(OBJECTIVE) Scan the data below and pick out the lines containing the word "values".
** Begin INFORMATION SUPPLIED **
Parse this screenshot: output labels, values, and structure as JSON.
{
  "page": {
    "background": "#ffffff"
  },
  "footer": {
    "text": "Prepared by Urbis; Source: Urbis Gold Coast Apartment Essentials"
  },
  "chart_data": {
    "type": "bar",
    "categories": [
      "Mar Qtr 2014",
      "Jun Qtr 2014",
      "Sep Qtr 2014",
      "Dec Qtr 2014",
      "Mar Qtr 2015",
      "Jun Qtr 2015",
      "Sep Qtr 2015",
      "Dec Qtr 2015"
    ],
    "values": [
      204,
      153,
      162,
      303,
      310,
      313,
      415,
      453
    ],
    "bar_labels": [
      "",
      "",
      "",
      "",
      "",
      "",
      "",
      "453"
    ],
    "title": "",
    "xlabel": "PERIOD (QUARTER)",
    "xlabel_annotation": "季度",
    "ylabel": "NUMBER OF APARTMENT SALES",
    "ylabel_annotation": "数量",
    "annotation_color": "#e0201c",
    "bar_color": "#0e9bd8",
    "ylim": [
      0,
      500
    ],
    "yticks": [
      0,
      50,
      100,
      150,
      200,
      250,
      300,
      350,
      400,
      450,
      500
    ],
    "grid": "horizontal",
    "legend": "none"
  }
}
** End INFORMATION SUPPLIED **
(EXPECTED ANSWER)
Parse this screenshot: output labels, values, and structure as JSON.
    "values": [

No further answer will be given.